** BEGIN **
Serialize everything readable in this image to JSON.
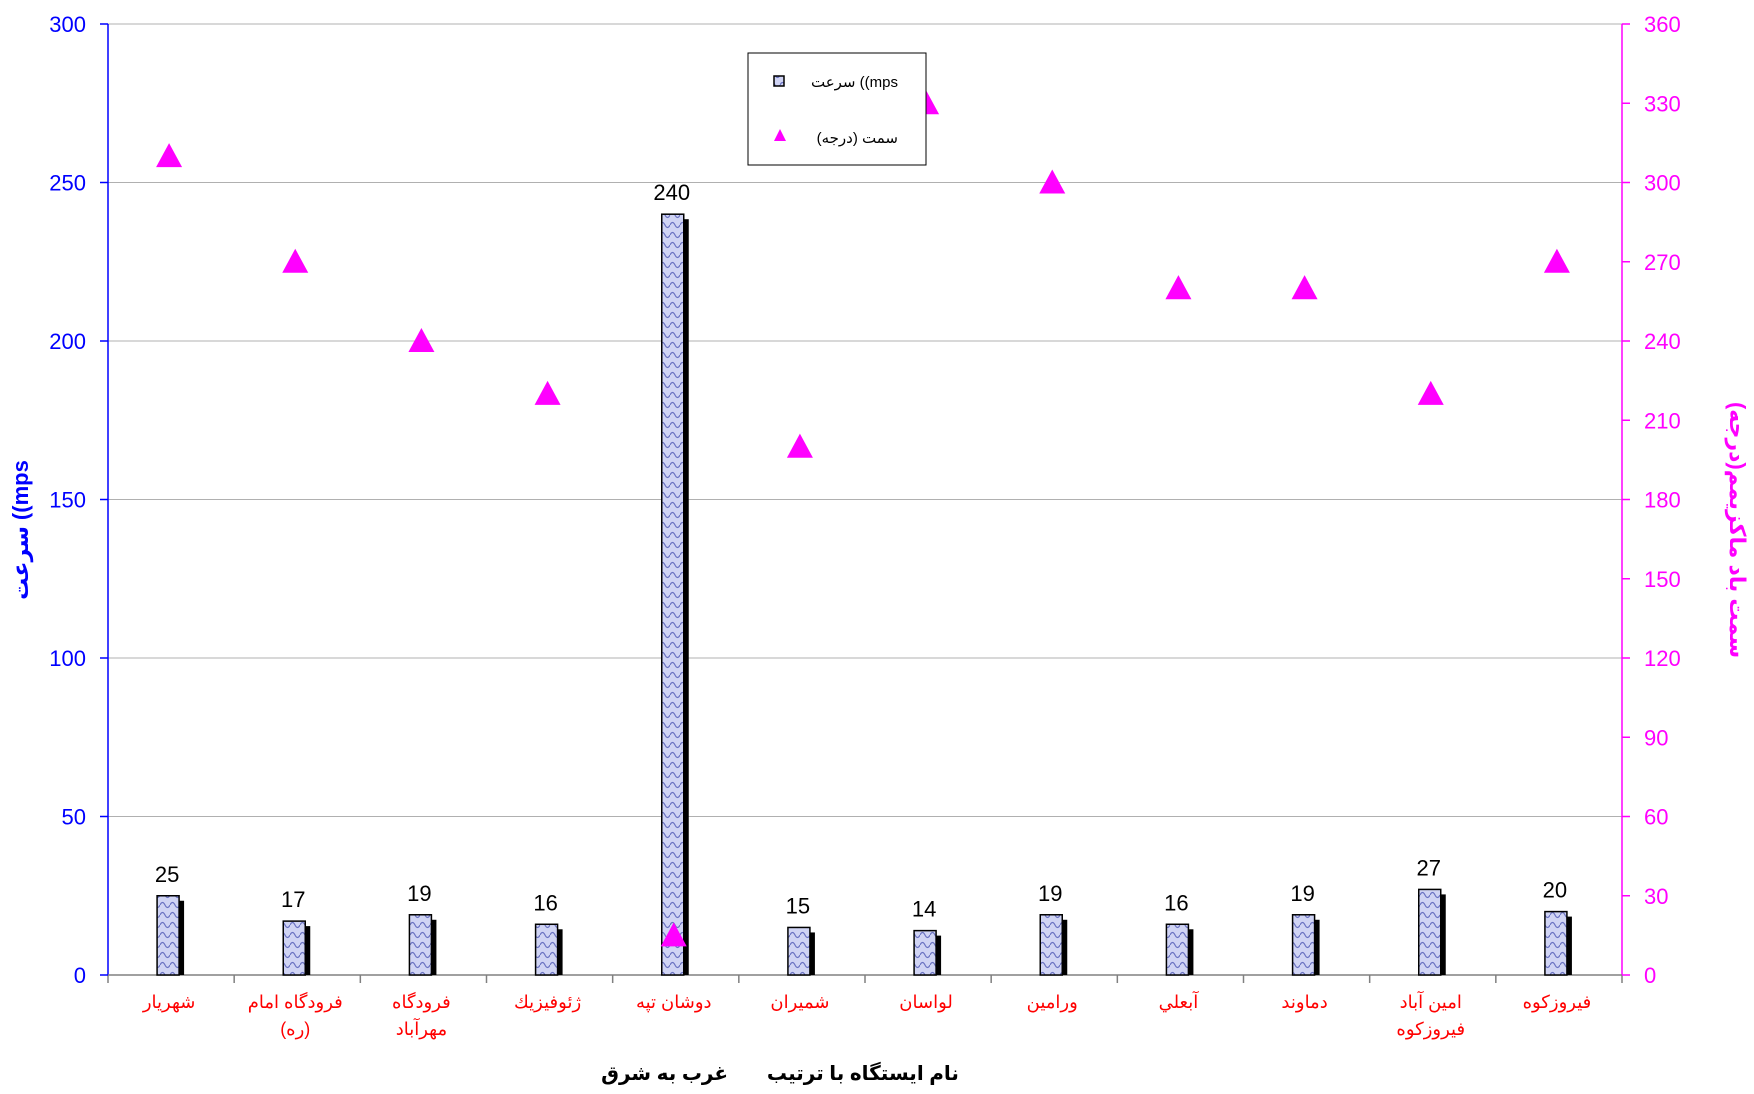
{
  "chart_data": {
    "type": "bar",
    "categories": [
      [
        "شهريار"
      ],
      [
        "فرودگاه امام",
        "(ره)"
      ],
      [
        "فرودگاه",
        "مهرآباد"
      ],
      [
        "ژئوفيزيك"
      ],
      [
        "دوشان تپه"
      ],
      [
        "شميران"
      ],
      [
        "لواسان"
      ],
      [
        "ورامين"
      ],
      [
        "آبعلي"
      ],
      [
        "دماوند"
      ],
      [
        "امين آباد",
        "فيروزكوه"
      ],
      [
        "فيروزكوه"
      ]
    ],
    "series": [
      {
        "name": "سرعت ((mps",
        "type": "bar",
        "axis": "left",
        "values": [
          25,
          17,
          19,
          16,
          240,
          15,
          14,
          19,
          16,
          19,
          27,
          20
        ]
      },
      {
        "name": "سمت (درجه)",
        "type": "scatter",
        "axis": "right",
        "values": [
          310,
          270,
          240,
          220,
          15,
          200,
          330,
          300,
          260,
          260,
          220,
          270
        ]
      }
    ],
    "data_labels": [
      "25",
      "17",
      "19",
      "16",
      "240",
      "15",
      "14",
      "19",
      "16",
      "19",
      "27",
      "20"
    ],
    "y_left": {
      "label": "سرعت ((mps",
      "ylim": [
        0,
        300
      ],
      "ticks": [
        "0",
        "50",
        "100",
        "150",
        "200",
        "250",
        "300"
      ]
    },
    "y_right": {
      "label": "سمت باد ماكزيمم(درجه)",
      "ylim": [
        0,
        360
      ],
      "ticks": [
        "0",
        "30",
        "60",
        "90",
        "120",
        "150",
        "180",
        "210",
        "240",
        "270",
        "300",
        "330",
        "360"
      ]
    },
    "xlabel": "نام ايستگاه با ترتيب       غرب به شرق",
    "legend": {
      "position": "top-center"
    },
    "grid": true,
    "colors": {
      "left_axis": "#0000ff",
      "right_axis": "#ff00ff",
      "category_text": "#ff0000",
      "bar_fill": "#c8cdf0",
      "bar_stroke": "#000000",
      "marker": "#ff00ff"
    }
  }
}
** END **
Goal of the exercise ->
Quote the preceding listing precisely and completely, omitting its images.

Exercise answer ->
Serialize everything readable in this image to JSON.
{
  "chart_data": {
    "type": "bar",
    "categories": [
      [
        "شهريار"
      ],
      [
        "فرودگاه امام",
        "(ره)"
      ],
      [
        "فرودگاه",
        "مهرآباد"
      ],
      [
        "ژئوفيزيك"
      ],
      [
        "دوشان تپه"
      ],
      [
        "شميران"
      ],
      [
        "لواسان"
      ],
      [
        "ورامين"
      ],
      [
        "آبعلي"
      ],
      [
        "دماوند"
      ],
      [
        "امين آباد",
        "فيروزكوه"
      ],
      [
        "فيروزكوه"
      ]
    ],
    "series": [
      {
        "name": "سرعت ((mps",
        "type": "bar",
        "axis": "left",
        "values": [
          25,
          17,
          19,
          16,
          240,
          15,
          14,
          19,
          16,
          19,
          27,
          20
        ]
      },
      {
        "name": "سمت (درجه)",
        "type": "scatter",
        "axis": "right",
        "values": [
          310,
          270,
          240,
          220,
          15,
          200,
          330,
          300,
          260,
          260,
          220,
          270
        ]
      }
    ],
    "data_labels": [
      "25",
      "17",
      "19",
      "16",
      "240",
      "15",
      "14",
      "19",
      "16",
      "19",
      "27",
      "20"
    ],
    "y_left": {
      "label": "سرعت ((mps",
      "ylim": [
        0,
        300
      ],
      "ticks": [
        "0",
        "50",
        "100",
        "150",
        "200",
        "250",
        "300"
      ]
    },
    "y_right": {
      "label": "سمت باد ماكزيمم(درجه)",
      "ylim": [
        0,
        360
      ],
      "ticks": [
        "0",
        "30",
        "60",
        "90",
        "120",
        "150",
        "180",
        "210",
        "240",
        "270",
        "300",
        "330",
        "360"
      ]
    },
    "xlabel": "نام ايستگاه با ترتيب       غرب به شرق",
    "legend": {
      "position": "top-center"
    },
    "grid": true,
    "colors": {
      "left_axis": "#0000ff",
      "right_axis": "#ff00ff",
      "category_text": "#ff0000",
      "bar_fill": "#c8cdf0",
      "bar_stroke": "#000000",
      "marker": "#ff00ff"
    }
  }
}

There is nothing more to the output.